Stored data

☆ ☆ ☆ ☆

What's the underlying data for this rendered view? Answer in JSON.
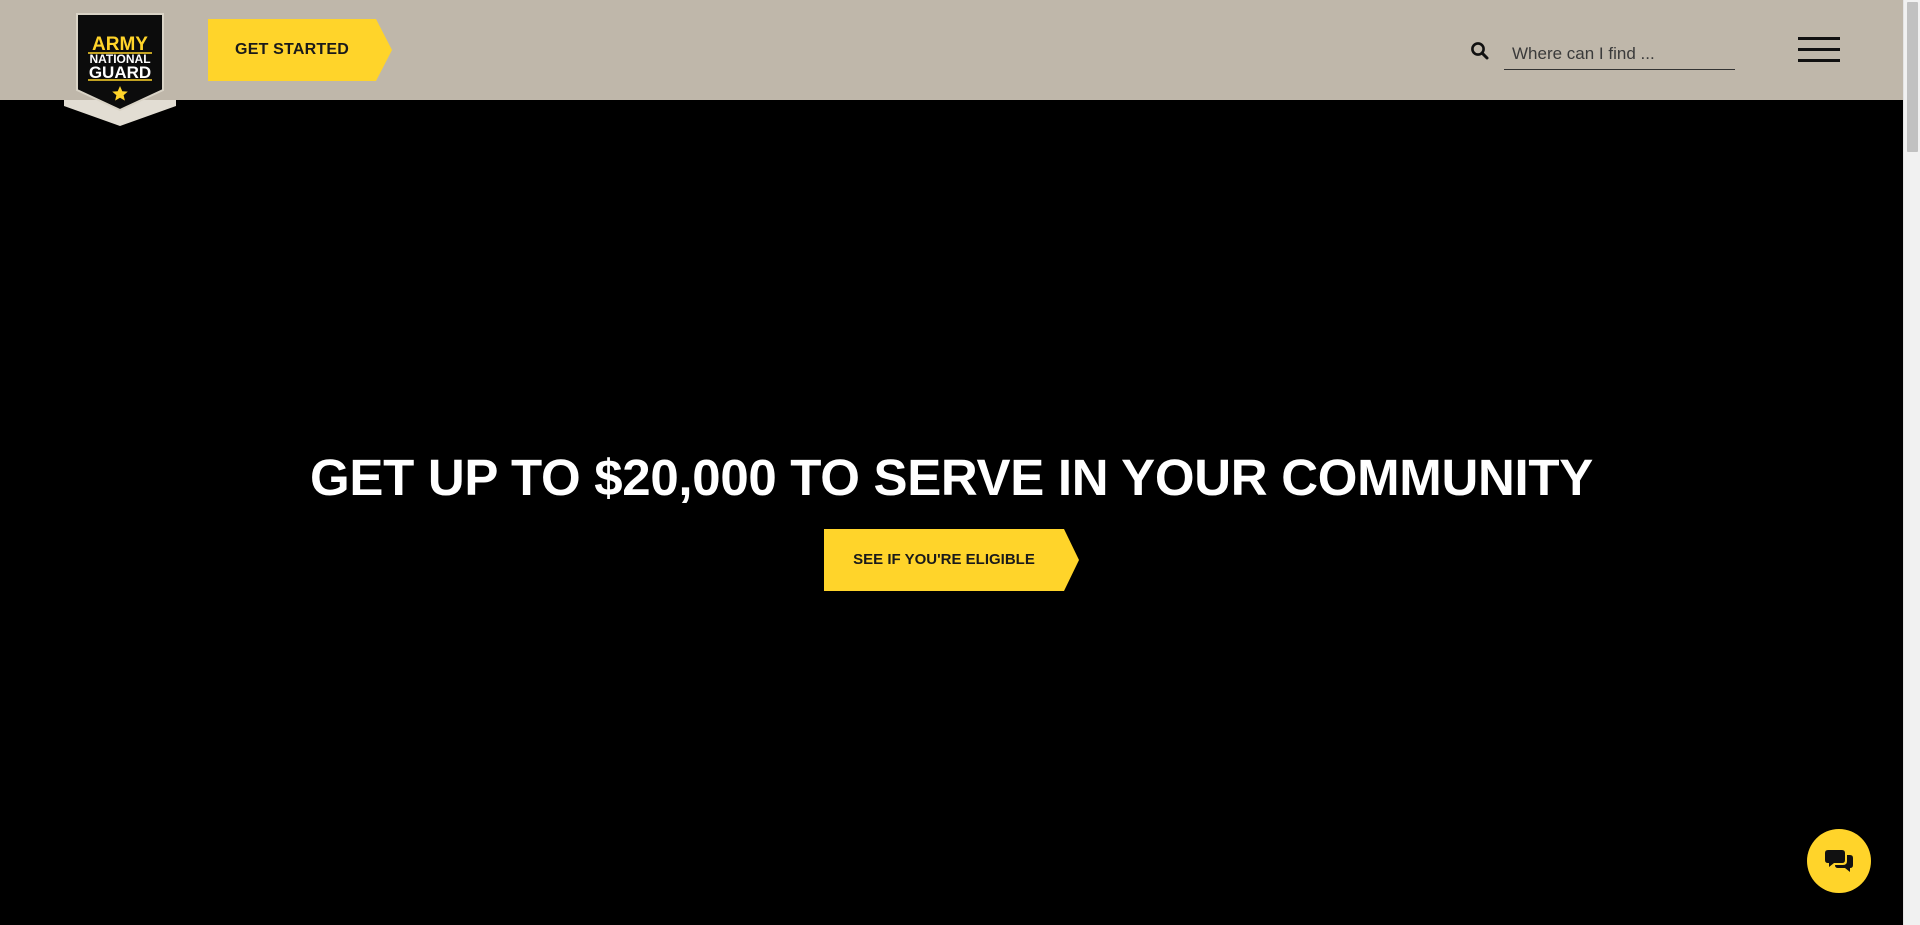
{
  "header": {
    "logo": {
      "line1": "ARMY",
      "line2": "NATIONAL",
      "line3": "GUARD",
      "colors": {
        "shield": "#0c0c0c",
        "text": "#ffffff",
        "accent": "#ffd42a"
      }
    },
    "cta_label": "GET STARTED",
    "search": {
      "icon": "search-icon",
      "placeholder": "Where can I find ..."
    },
    "menu_icon": "hamburger-menu-icon",
    "background": "#bfb7aa"
  },
  "hero": {
    "heading": "GET UP TO $20,000 TO SERVE IN YOUR COMMUNITY",
    "button_label": "SEE IF YOU'RE ELIGIBLE",
    "background": "#000000"
  },
  "chat": {
    "icon": "chat-bubbles-icon",
    "color": "#ffd42a"
  },
  "colors": {
    "accent": "#ffd42a",
    "text_dark": "#1a1a1a"
  }
}
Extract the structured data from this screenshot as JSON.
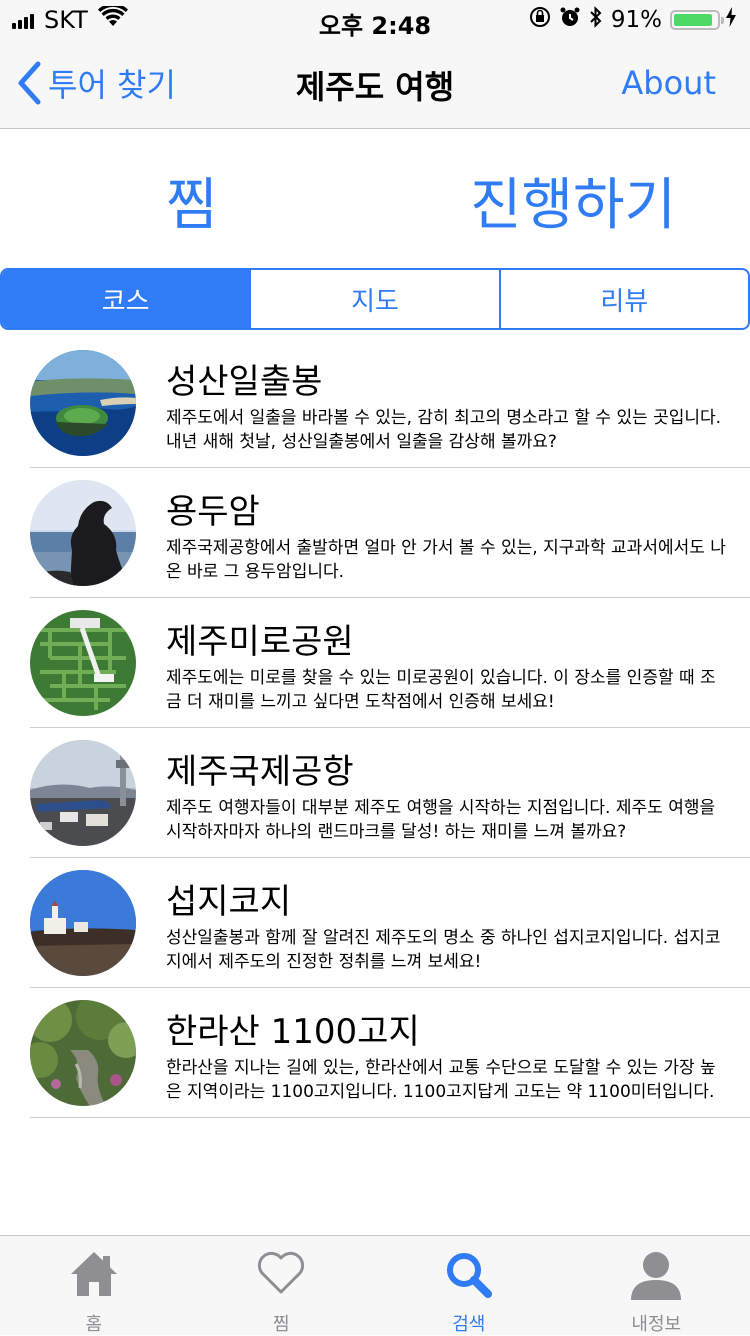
{
  "status_bar": {
    "carrier": "SKT",
    "time": "오후 2:48",
    "battery_percent": "91%",
    "battery_level": 0.91,
    "icons": [
      "signal-icon",
      "wifi-icon",
      "rotation-lock-icon",
      "alarm-icon",
      "bluetooth-icon",
      "battery-icon",
      "charging-icon"
    ]
  },
  "nav": {
    "back_label": "투어 찾기",
    "title": "제주도 여행",
    "about_label": "About"
  },
  "actions": {
    "save_label": "찜",
    "start_label": "진행하기"
  },
  "segments": [
    {
      "label": "코스",
      "selected": true
    },
    {
      "label": "지도",
      "selected": false
    },
    {
      "label": "리뷰",
      "selected": false
    }
  ],
  "courses": [
    {
      "title": "성산일출봉",
      "desc": "제주도에서 일출을 바라볼 수 있는, 감히 최고의 명소라고 할 수 있는 곳입니다. 내년 새해 첫날, 성산일출봉에서 일출을 감상해 볼까요?"
    },
    {
      "title": "용두암",
      "desc": "제주국제공항에서 출발하면 얼마 안 가서 볼 수 있는, 지구과학 교과서에서도 나온 바로 그 용두암입니다."
    },
    {
      "title": "제주미로공원",
      "desc": "제주도에는 미로를 찾을 수 있는 미로공원이 있습니다. 이 장소를 인증할 때 조금 더 재미를 느끼고 싶다면 도착점에서 인증해 보세요!"
    },
    {
      "title": "제주국제공항",
      "desc": "제주도 여행자들이 대부분 제주도 여행을 시작하는 지점입니다. 제주도 여행을 시작하자마자 하나의 랜드마크를 달성! 하는 재미를 느껴 볼까요?"
    },
    {
      "title": "섭지코지",
      "desc": "성산일출봉과 함께 잘 알려진 제주도의 명소 중 하나인 섭지코지입니다. 섭지코지에서 제주도의 진정한 정취를 느껴 보세요!"
    },
    {
      "title": "한라산 1100고지",
      "desc": "한라산을 지나는 길에 있는, 한라산에서 교통 수단으로 도달할 수 있는 가장 높은 지역이라는 1100고지입니다. 1100고지답게 고도는 약 1100미터입니다."
    }
  ],
  "tabs": [
    {
      "label": "홈",
      "icon": "home-icon",
      "active": false
    },
    {
      "label": "찜",
      "icon": "heart-icon",
      "active": false
    },
    {
      "label": "검색",
      "icon": "search-icon",
      "active": true
    },
    {
      "label": "내정보",
      "icon": "profile-icon",
      "active": false
    }
  ],
  "colors": {
    "accent": "#2f7cf6",
    "bar_background": "#f7f7f7",
    "inactive_tab": "#8e8e93",
    "battery_fill": "#4cd964"
  }
}
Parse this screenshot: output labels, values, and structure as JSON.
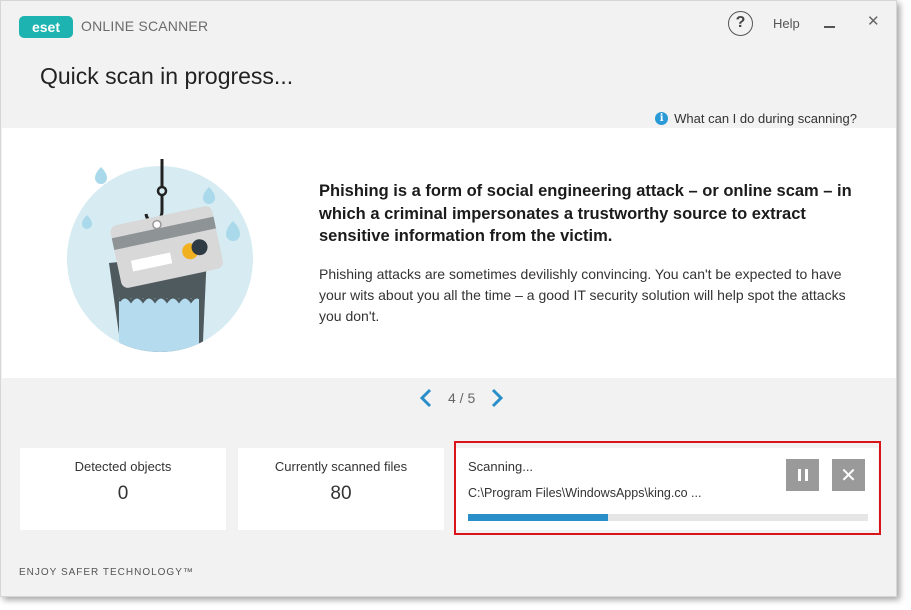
{
  "app": {
    "brand": "eset",
    "product_name": "ONLINE SCANNER",
    "help_label": "Help",
    "help_glyph": "?",
    "close_glyph": "✕"
  },
  "page": {
    "title": "Quick scan in progress...",
    "info_link": "What can I do during scanning?",
    "info_glyph": "i"
  },
  "content": {
    "headline": "Phishing is a form of social engineering attack – or online scam – in which a criminal impersonates a trustworthy source to extract sensitive information from the victim.",
    "body": "Phishing attacks are sometimes devilishly convincing. You can't be expected to have your wits about you all the time – a good IT security solution will help spot the attacks you don't.",
    "illustration_icon": "phishing-hook-credit-card-icon"
  },
  "pager": {
    "text": "4 / 5",
    "current": 4,
    "total": 5
  },
  "stats": {
    "detected": {
      "label": "Detected objects",
      "value": "0"
    },
    "scanned": {
      "label": "Currently scanned files",
      "value": "80"
    }
  },
  "scan": {
    "status": "Scanning...",
    "path": "C:\\Program Files\\WindowsApps\\king.co ...",
    "progress_fraction": 0.35,
    "stop_glyph": "✕"
  },
  "footer": {
    "tagline": "ENJOY SAFER TECHNOLOGY™"
  },
  "colors": {
    "brand_teal": "#1db3b0",
    "accent_blue": "#2a8fc8",
    "highlight_red": "#d9141b",
    "button_gray": "#9a9a9a"
  }
}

☆ ☆ ☆ ☆

YOUR TASK:
Output nothing but the lines from the line with "Parse this screenshot: output" through the last line of the material above, please, word for word and without the pictures.

THE ANSWER:
Parse this screenshot: output labels, values, and structure as JSON.
{
  "app": {
    "brand": "eset",
    "product_name": "ONLINE SCANNER",
    "help_label": "Help",
    "help_glyph": "?",
    "close_glyph": "✕"
  },
  "page": {
    "title": "Quick scan in progress...",
    "info_link": "What can I do during scanning?",
    "info_glyph": "i"
  },
  "content": {
    "headline": "Phishing is a form of social engineering attack – or online scam – in which a criminal impersonates a trustworthy source to extract sensitive information from the victim.",
    "body": "Phishing attacks are sometimes devilishly convincing. You can't be expected to have your wits about you all the time – a good IT security solution will help spot the attacks you don't.",
    "illustration_icon": "phishing-hook-credit-card-icon"
  },
  "pager": {
    "text": "4 / 5",
    "current": 4,
    "total": 5
  },
  "stats": {
    "detected": {
      "label": "Detected objects",
      "value": "0"
    },
    "scanned": {
      "label": "Currently scanned files",
      "value": "80"
    }
  },
  "scan": {
    "status": "Scanning...",
    "path": "C:\\Program Files\\WindowsApps\\king.co ...",
    "progress_fraction": 0.35,
    "stop_glyph": "✕"
  },
  "footer": {
    "tagline": "ENJOY SAFER TECHNOLOGY™"
  },
  "colors": {
    "brand_teal": "#1db3b0",
    "accent_blue": "#2a8fc8",
    "highlight_red": "#d9141b",
    "button_gray": "#9a9a9a"
  }
}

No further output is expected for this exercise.